Dataset records:
^^^^

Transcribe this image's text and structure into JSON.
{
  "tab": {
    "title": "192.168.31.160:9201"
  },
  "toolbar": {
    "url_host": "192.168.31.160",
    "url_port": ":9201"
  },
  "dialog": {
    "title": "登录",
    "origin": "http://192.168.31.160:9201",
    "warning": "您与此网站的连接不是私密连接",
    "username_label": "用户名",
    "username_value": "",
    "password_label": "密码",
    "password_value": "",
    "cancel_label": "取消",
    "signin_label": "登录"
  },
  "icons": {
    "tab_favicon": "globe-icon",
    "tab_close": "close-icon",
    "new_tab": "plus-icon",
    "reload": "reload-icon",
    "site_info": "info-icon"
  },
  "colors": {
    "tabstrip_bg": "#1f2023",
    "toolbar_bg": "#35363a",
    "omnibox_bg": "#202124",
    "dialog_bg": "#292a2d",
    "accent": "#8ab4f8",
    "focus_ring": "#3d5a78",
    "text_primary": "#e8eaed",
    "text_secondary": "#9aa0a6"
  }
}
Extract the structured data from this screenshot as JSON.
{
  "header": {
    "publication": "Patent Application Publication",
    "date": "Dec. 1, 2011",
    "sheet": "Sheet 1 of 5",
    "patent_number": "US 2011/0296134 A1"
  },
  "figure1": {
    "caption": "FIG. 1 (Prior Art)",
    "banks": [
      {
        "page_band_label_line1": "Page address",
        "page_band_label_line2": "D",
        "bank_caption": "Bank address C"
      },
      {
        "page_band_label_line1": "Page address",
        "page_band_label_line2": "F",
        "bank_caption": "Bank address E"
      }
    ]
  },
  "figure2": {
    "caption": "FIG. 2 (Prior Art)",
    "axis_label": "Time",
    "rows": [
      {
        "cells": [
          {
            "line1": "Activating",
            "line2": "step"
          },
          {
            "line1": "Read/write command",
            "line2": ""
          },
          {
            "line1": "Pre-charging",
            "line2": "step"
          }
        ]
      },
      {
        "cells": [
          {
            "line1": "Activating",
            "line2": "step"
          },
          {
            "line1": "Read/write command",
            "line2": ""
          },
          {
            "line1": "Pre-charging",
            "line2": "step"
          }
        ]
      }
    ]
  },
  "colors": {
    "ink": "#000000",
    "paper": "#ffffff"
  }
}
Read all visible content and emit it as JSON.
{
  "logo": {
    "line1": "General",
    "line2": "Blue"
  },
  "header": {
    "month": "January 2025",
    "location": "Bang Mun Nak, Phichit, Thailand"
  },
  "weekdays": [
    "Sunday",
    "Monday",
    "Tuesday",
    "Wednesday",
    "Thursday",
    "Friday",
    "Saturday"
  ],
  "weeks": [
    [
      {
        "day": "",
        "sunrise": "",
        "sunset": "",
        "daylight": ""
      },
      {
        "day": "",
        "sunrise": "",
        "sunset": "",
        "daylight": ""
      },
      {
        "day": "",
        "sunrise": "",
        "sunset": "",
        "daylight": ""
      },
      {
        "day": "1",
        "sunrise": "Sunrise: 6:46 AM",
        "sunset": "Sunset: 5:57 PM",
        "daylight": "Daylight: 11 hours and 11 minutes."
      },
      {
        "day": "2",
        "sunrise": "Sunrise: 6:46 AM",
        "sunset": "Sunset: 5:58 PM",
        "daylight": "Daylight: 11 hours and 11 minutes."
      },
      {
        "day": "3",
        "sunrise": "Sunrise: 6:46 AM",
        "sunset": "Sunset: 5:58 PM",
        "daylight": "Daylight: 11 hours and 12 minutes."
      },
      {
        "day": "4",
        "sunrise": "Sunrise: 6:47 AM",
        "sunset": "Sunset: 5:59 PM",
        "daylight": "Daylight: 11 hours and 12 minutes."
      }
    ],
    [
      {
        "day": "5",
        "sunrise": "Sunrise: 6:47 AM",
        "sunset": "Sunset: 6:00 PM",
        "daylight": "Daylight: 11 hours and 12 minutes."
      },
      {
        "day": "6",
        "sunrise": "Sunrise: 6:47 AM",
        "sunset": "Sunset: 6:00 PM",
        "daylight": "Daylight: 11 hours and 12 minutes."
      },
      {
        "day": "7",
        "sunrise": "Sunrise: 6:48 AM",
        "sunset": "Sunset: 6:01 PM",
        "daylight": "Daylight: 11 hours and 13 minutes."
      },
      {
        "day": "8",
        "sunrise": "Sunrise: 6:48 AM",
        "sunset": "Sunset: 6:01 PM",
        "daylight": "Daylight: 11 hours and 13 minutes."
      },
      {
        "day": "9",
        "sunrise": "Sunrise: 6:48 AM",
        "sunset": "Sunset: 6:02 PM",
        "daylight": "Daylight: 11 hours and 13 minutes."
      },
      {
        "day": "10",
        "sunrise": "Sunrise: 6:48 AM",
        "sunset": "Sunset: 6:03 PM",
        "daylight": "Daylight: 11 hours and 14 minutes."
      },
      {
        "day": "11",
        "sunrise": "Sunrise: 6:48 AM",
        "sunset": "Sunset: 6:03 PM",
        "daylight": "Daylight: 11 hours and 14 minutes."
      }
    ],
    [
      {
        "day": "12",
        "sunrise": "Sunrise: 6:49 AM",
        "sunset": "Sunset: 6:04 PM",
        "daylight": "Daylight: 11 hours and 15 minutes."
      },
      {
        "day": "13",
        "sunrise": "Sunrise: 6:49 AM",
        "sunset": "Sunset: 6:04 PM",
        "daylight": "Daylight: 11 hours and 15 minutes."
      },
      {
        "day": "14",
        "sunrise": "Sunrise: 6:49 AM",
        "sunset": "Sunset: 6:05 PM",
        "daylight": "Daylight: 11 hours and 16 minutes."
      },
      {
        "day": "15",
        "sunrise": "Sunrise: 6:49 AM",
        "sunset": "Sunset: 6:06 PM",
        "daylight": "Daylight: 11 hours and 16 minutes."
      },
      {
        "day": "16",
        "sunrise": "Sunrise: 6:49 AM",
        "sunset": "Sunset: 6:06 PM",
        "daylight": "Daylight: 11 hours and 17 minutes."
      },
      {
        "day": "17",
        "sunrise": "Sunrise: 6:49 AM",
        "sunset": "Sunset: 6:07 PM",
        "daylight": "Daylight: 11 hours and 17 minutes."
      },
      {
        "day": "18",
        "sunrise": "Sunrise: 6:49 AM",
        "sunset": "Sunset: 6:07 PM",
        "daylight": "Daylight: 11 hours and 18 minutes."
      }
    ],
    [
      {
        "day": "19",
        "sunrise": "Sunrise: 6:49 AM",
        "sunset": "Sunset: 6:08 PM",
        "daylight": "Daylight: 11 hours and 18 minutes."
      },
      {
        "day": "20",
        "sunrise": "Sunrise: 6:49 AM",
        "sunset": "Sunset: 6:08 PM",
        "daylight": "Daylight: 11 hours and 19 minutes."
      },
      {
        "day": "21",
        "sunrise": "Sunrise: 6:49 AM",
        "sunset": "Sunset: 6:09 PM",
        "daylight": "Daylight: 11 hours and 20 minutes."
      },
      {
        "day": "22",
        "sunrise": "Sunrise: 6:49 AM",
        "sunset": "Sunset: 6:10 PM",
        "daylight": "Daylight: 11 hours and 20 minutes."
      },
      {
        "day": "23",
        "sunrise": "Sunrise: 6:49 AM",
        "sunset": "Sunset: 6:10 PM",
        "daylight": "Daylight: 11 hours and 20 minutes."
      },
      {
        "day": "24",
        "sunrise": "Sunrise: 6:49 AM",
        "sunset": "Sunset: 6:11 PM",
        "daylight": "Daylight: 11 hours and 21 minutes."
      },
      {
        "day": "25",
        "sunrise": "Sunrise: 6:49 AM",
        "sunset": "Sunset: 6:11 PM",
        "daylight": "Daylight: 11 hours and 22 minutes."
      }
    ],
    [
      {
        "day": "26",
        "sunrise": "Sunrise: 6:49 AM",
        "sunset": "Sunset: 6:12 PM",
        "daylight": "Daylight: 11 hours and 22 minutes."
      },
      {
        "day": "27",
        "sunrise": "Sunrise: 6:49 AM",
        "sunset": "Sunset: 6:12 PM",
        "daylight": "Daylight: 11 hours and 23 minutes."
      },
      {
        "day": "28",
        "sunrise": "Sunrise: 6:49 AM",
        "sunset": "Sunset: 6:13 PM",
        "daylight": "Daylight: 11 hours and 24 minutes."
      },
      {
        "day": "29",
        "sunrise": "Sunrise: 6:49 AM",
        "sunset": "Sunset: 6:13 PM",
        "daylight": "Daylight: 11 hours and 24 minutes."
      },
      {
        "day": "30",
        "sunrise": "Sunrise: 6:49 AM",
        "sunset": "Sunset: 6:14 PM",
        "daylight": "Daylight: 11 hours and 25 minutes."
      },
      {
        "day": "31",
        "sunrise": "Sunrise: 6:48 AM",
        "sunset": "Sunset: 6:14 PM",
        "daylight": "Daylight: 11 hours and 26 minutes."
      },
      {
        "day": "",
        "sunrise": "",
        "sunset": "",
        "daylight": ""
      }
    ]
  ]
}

^^^^

**PROBLEM**
How many lines of the data hold the string "JSON"? Reply with the number alone.

**ANSWER TO THE TASK**
3